◆ Requirements
Of the lines in the entries below, state how many hold the word "text". Say nothing else.
----------
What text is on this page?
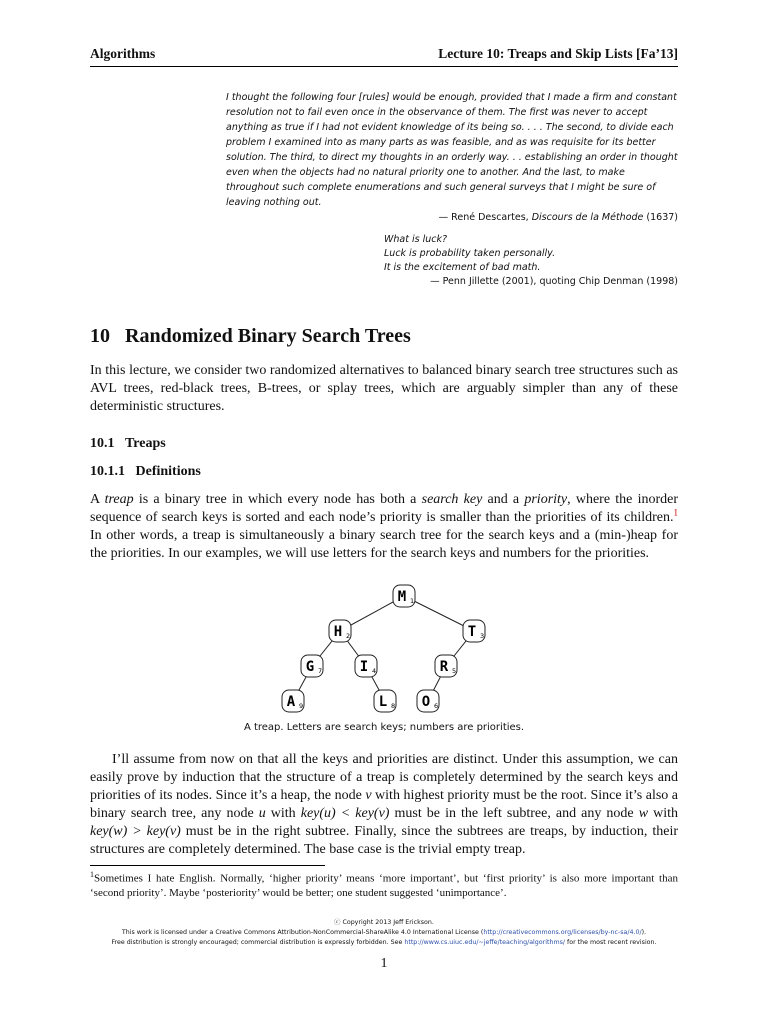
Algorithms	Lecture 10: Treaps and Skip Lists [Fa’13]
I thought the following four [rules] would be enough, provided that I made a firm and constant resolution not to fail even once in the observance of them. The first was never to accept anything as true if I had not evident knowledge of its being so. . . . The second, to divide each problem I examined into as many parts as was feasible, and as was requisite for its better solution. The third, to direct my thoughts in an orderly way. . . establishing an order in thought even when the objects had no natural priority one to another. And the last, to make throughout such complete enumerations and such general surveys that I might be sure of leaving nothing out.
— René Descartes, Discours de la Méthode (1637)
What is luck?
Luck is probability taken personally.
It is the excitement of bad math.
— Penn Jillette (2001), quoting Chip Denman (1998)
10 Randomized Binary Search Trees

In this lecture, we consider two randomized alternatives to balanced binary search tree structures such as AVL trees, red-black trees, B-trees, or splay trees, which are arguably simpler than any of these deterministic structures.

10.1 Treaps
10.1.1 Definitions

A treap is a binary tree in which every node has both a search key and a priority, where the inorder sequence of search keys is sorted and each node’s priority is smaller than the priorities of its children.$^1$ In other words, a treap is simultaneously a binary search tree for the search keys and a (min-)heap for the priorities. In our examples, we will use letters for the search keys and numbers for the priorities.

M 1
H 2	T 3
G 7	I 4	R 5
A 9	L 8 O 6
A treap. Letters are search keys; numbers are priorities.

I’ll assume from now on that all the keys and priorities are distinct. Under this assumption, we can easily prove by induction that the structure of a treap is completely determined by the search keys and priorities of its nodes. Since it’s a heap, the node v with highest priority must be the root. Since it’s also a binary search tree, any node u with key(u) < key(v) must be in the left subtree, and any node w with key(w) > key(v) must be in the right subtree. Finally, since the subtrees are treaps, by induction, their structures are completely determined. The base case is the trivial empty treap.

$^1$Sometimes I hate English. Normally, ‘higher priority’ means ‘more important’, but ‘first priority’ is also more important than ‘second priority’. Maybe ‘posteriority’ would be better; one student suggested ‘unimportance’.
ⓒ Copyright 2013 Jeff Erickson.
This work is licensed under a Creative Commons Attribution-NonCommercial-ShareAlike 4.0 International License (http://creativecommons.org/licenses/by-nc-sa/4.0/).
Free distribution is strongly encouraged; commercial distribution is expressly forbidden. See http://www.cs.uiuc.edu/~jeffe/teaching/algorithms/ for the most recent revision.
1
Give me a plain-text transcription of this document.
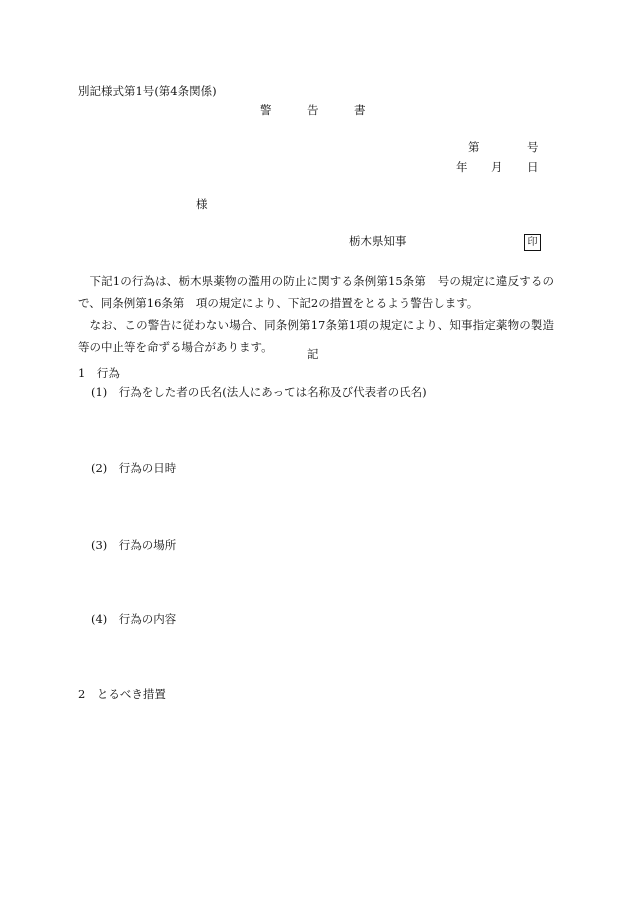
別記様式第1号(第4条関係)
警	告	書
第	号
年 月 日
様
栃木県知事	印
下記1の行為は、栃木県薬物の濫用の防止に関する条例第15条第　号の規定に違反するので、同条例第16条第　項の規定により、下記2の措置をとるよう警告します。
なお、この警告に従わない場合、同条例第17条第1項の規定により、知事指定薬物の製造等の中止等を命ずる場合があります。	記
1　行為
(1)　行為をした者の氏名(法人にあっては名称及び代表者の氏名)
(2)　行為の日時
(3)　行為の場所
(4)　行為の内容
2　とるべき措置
----------
◆ Solution to the problem
2